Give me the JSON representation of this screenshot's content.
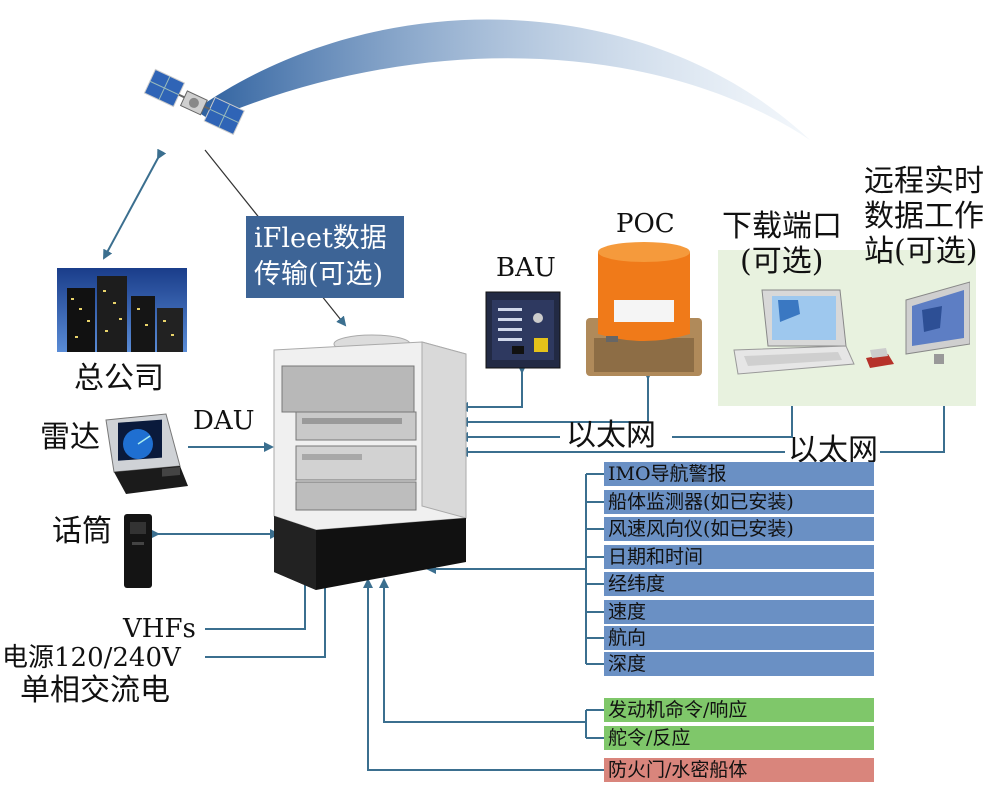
{
  "ifleet_box": {
    "line1": "iFleet数据",
    "line2": "传输(可选)"
  },
  "labels": {
    "company": "总公司",
    "radar": "雷达",
    "dau": "DAU",
    "handset": "话筒",
    "vhfs": "VHFs",
    "power_line1": "电源120/240V",
    "power_line2": "单相交流电",
    "bau": "BAU",
    "poc": "POC",
    "download_line1": "下载端口",
    "download_line2": "(可选)",
    "remote_line1": "远程实时",
    "remote_line2": "数据工作",
    "remote_line3": "站(可选)",
    "ethernet_1": "以太网",
    "ethernet_2": "以太网"
  },
  "inputs_blue": [
    "IMO导航警报",
    "船体监测器(如已安装)",
    "风速风向仪(如已安装)",
    "日期和时间",
    "经纬度",
    "速度",
    "航向",
    "深度"
  ],
  "inputs_green": [
    "发动机命令/响应",
    "舵令/反应"
  ],
  "inputs_red": [
    "防火门/水密船体"
  ],
  "colors": {
    "blue_bar": "#6a90c4",
    "green_bar": "#7fc76a",
    "red_bar": "#d9857c",
    "ifleet_box": "#3d6496",
    "line": "#3b6f8f"
  }
}
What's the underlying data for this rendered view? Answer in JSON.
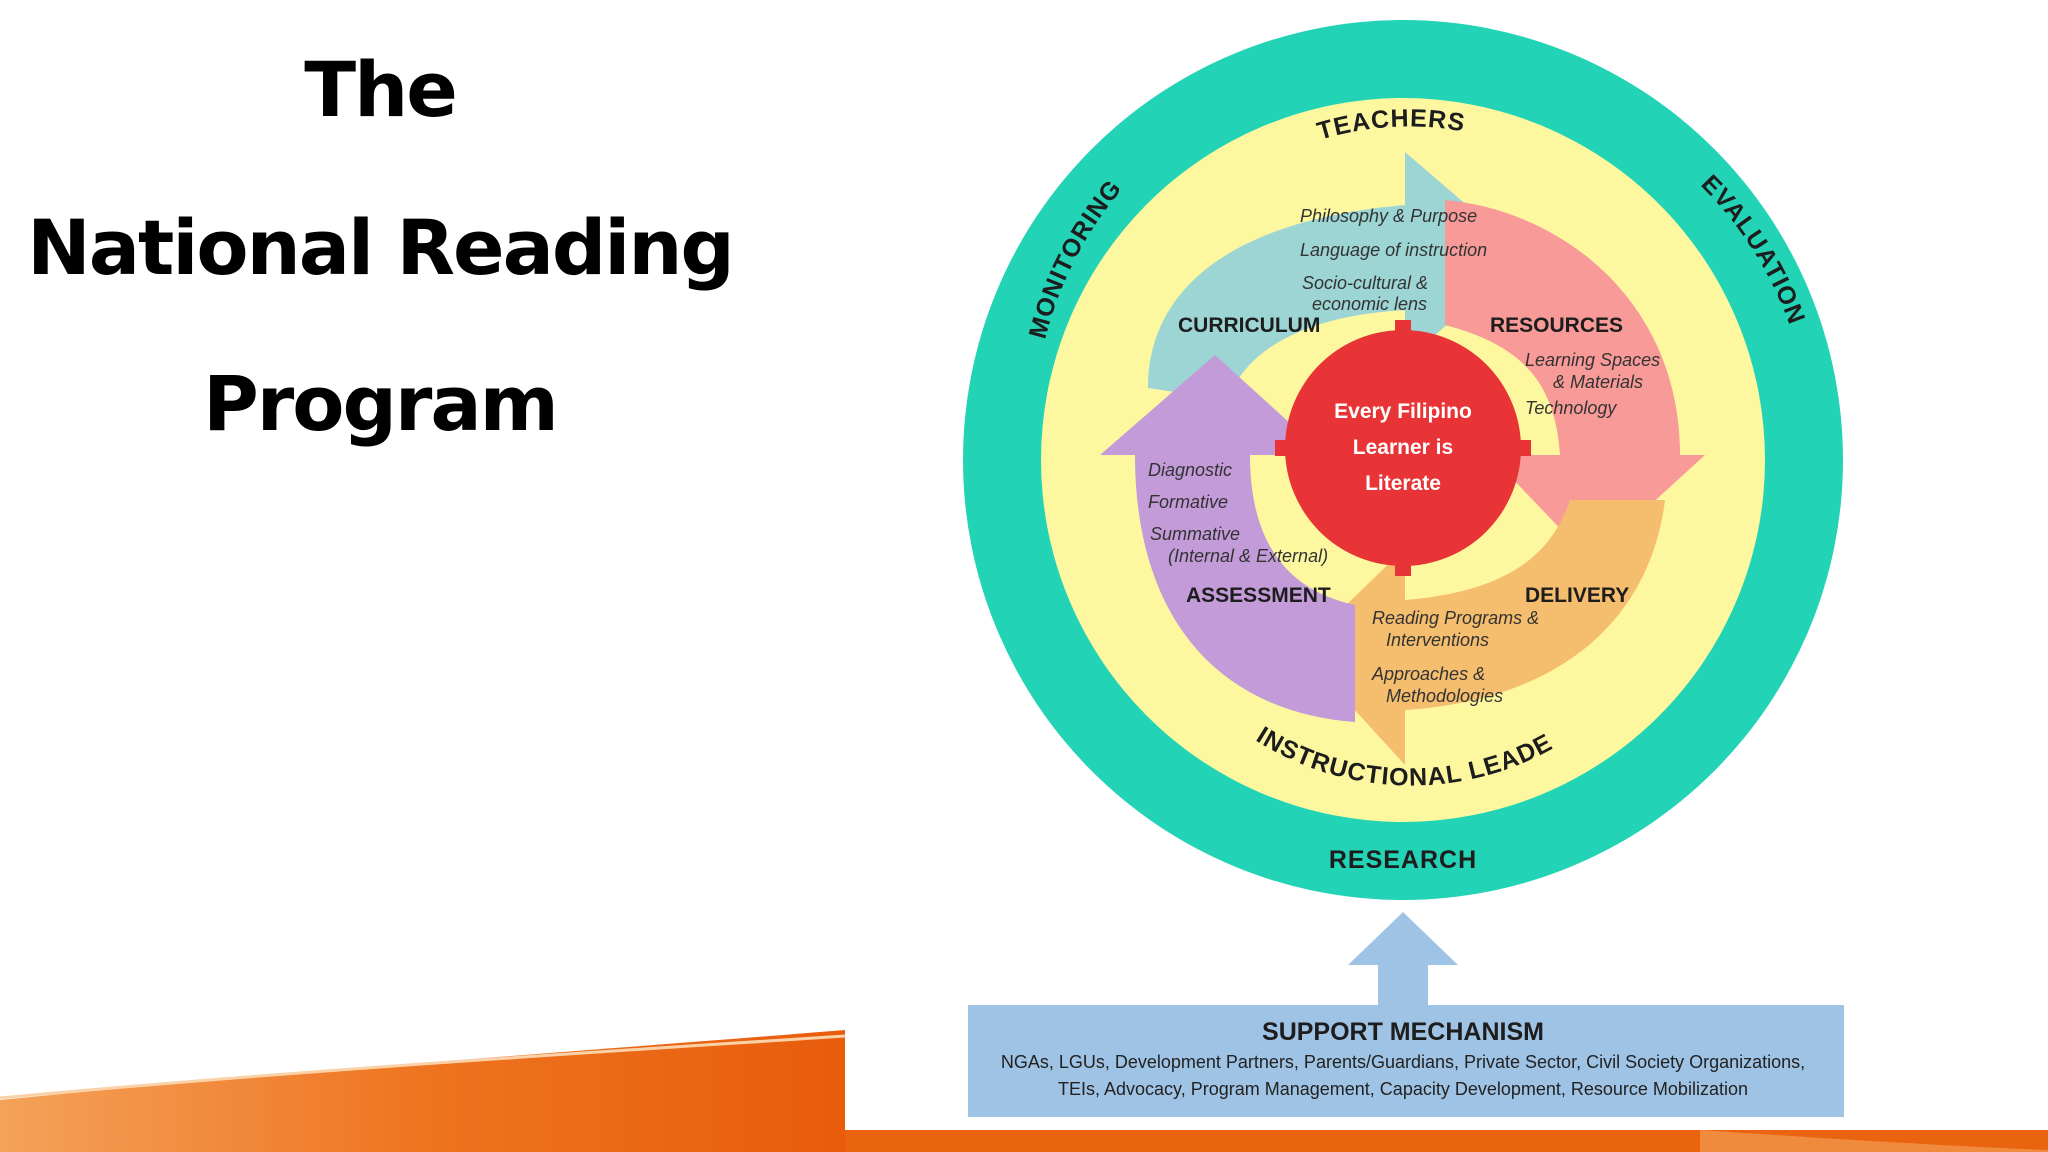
{
  "title": {
    "line1": "The",
    "line2": "National Reading",
    "line3": "Program"
  },
  "diagram": {
    "outer_ring": {
      "monitoring": "MONITORING",
      "evaluation": "EVALUATION",
      "research": "RESEARCH"
    },
    "middle_ring": {
      "teachers": "TEACHERS",
      "instructional_leaders": "INSTRUCTIONAL LEADERS"
    },
    "center": {
      "line1": "Every Filipino",
      "line2": "Learner is",
      "line3": "Literate"
    },
    "curriculum": {
      "label": "CURRICULUM",
      "items": [
        "Philosophy & Purpose",
        "Language of instruction",
        "Socio-cultural &",
        "economic lens"
      ]
    },
    "resources": {
      "label": "RESOURCES",
      "items": [
        "Learning Spaces",
        "& Materials",
        "Technology"
      ]
    },
    "assessment": {
      "label": "ASSESSMENT",
      "items": [
        "Diagnostic",
        "Formative",
        "Summative",
        "(Internal & External)"
      ]
    },
    "delivery": {
      "label": "DELIVERY",
      "items": [
        "Reading Programs &",
        "Interventions",
        "Approaches &",
        "Methodologies"
      ]
    },
    "support": {
      "title": "SUPPORT MECHANISM",
      "line1": "NGAs, LGUs, Development Partners, Parents/Guardians, Private Sector, Civil Society Organizations,",
      "line2": "TEIs, Advocacy, Program Management, Capacity Development, Resource Mobilization"
    }
  },
  "colors": {
    "outer_ring": "#22d3b6",
    "middle_ring": "#fdf8a0",
    "curriculum": "#9dd5d4",
    "resources": "#f79a98",
    "assessment": "#c39bd8",
    "delivery": "#f5bd6e",
    "center": "#e83436",
    "support": "#9fc3e4",
    "accent_orange": "#f06a14"
  }
}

### Task statement:
Write out the entries again, exactly as given, skipping any images.

### Result for this task:
Give me the JSON representation of this screenshot's content.
{
  "ifleet_box": {
    "line1": "iFleet数据",
    "line2": "传输(可选)"
  },
  "labels": {
    "company": "总公司",
    "radar": "雷达",
    "dau": "DAU",
    "handset": "话筒",
    "vhfs": "VHFs",
    "power_line1": "电源120/240V",
    "power_line2": "单相交流电",
    "bau": "BAU",
    "poc": "POC",
    "download_line1": "下载端口",
    "download_line2": "(可选)",
    "remote_line1": "远程实时",
    "remote_line2": "数据工作",
    "remote_line3": "站(可选)",
    "ethernet_1": "以太网",
    "ethernet_2": "以太网"
  },
  "inputs_blue": [
    "IMO导航警报",
    "船体监测器(如已安装)",
    "风速风向仪(如已安装)",
    "日期和时间",
    "经纬度",
    "速度",
    "航向",
    "深度"
  ],
  "inputs_green": [
    "发动机命令/响应",
    "舵令/反应"
  ],
  "inputs_red": [
    "防火门/水密船体"
  ],
  "colors": {
    "blue_bar": "#6a90c4",
    "green_bar": "#7fc76a",
    "red_bar": "#d9857c",
    "ifleet_box": "#3d6496",
    "line": "#3b6f8f"
  }
}
What's the underlying data for this rendered view? Answer in JSON.
{
  "title": {
    "line1": "The",
    "line2": "National Reading",
    "line3": "Program"
  },
  "diagram": {
    "outer_ring": {
      "monitoring": "MONITORING",
      "evaluation": "EVALUATION",
      "research": "RESEARCH"
    },
    "middle_ring": {
      "teachers": "TEACHERS",
      "instructional_leaders": "INSTRUCTIONAL LEADERS"
    },
    "center": {
      "line1": "Every Filipino",
      "line2": "Learner is",
      "line3": "Literate"
    },
    "curriculum": {
      "label": "CURRICULUM",
      "items": [
        "Philosophy & Purpose",
        "Language of instruction",
        "Socio-cultural &",
        "economic lens"
      ]
    },
    "resources": {
      "label": "RESOURCES",
      "items": [
        "Learning Spaces",
        "& Materials",
        "Technology"
      ]
    },
    "assessment": {
      "label": "ASSESSMENT",
      "items": [
        "Diagnostic",
        "Formative",
        "Summative",
        "(Internal & External)"
      ]
    },
    "delivery": {
      "label": "DELIVERY",
      "items": [
        "Reading Programs &",
        "Interventions",
        "Approaches &",
        "Methodologies"
      ]
    },
    "support": {
      "title": "SUPPORT MECHANISM",
      "line1": "NGAs, LGUs, Development Partners, Parents/Guardians, Private Sector, Civil Society Organizations,",
      "line2": "TEIs, Advocacy, Program Management, Capacity Development, Resource Mobilization"
    }
  },
  "colors": {
    "outer_ring": "#22d3b6",
    "middle_ring": "#fdf8a0",
    "curriculum": "#9dd5d4",
    "resources": "#f79a98",
    "assessment": "#c39bd8",
    "delivery": "#f5bd6e",
    "center": "#e83436",
    "support": "#9fc3e4",
    "accent_orange": "#f06a14"
  }
}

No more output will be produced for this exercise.